• _Do this_:
Search the material below for the string "ଭଗବତ" and extract each line that has it.

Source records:
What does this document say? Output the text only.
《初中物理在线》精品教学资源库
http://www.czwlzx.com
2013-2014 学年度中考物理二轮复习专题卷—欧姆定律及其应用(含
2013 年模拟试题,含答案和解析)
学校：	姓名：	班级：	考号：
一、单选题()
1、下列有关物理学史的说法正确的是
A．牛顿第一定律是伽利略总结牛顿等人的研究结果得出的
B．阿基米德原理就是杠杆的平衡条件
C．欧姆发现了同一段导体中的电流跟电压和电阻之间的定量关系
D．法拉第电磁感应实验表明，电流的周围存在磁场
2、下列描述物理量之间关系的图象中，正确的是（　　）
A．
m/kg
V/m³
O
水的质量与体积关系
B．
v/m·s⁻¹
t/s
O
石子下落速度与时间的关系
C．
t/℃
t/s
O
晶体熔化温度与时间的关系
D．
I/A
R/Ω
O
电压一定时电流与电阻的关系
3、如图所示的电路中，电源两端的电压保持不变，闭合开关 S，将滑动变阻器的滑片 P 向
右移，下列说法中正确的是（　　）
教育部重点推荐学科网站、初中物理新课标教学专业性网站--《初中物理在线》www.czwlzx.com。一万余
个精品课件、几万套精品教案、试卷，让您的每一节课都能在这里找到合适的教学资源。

...

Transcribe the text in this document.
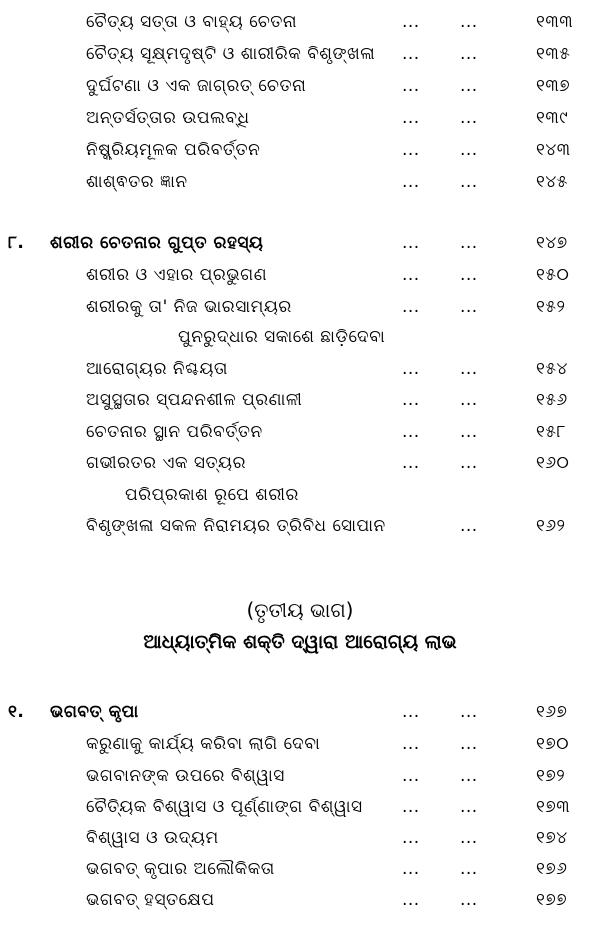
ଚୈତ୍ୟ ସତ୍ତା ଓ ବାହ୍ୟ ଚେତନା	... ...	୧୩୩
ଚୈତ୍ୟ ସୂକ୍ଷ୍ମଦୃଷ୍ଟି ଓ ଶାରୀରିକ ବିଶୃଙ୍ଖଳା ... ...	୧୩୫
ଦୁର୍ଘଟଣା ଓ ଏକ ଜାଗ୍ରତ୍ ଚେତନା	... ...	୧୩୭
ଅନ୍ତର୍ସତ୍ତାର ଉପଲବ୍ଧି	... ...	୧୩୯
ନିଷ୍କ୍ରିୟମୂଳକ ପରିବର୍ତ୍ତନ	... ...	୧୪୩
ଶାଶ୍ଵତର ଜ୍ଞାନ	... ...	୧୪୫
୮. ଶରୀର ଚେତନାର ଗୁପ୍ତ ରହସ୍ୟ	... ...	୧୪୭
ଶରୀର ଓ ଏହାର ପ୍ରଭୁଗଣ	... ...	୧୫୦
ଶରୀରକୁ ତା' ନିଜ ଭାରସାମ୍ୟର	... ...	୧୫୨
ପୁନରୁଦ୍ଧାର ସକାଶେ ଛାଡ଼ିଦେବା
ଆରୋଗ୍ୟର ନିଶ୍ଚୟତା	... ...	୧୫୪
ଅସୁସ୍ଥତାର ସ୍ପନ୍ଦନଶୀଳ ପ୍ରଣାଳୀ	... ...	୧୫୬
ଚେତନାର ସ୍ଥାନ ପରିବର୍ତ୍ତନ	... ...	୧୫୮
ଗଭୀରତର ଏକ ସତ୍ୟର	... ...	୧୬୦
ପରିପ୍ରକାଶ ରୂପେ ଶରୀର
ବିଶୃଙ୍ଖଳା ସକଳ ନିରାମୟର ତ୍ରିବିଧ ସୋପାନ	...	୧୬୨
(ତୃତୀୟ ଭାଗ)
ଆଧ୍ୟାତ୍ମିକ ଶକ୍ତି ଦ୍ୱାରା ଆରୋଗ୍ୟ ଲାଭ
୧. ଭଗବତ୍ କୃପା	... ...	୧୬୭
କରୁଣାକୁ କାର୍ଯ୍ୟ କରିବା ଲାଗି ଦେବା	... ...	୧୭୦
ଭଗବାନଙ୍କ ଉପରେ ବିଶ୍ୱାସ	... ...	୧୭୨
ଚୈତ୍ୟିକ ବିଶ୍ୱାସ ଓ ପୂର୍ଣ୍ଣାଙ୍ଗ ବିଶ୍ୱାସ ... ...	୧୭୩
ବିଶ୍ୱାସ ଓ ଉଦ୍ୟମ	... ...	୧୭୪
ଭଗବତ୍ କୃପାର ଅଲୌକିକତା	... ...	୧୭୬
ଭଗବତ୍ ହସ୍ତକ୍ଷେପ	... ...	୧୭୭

• _Response for this exercise_:
୧. ଭଗବତ୍ କୃପା	... ...	୧୬୭
ଭଗବତ୍ କୃପାର ଅଲୌକିକତା	... ...	୧୭୬
ଭଗବତ୍ ହସ୍ତକ୍ଷେପ	... ...	୧୭୭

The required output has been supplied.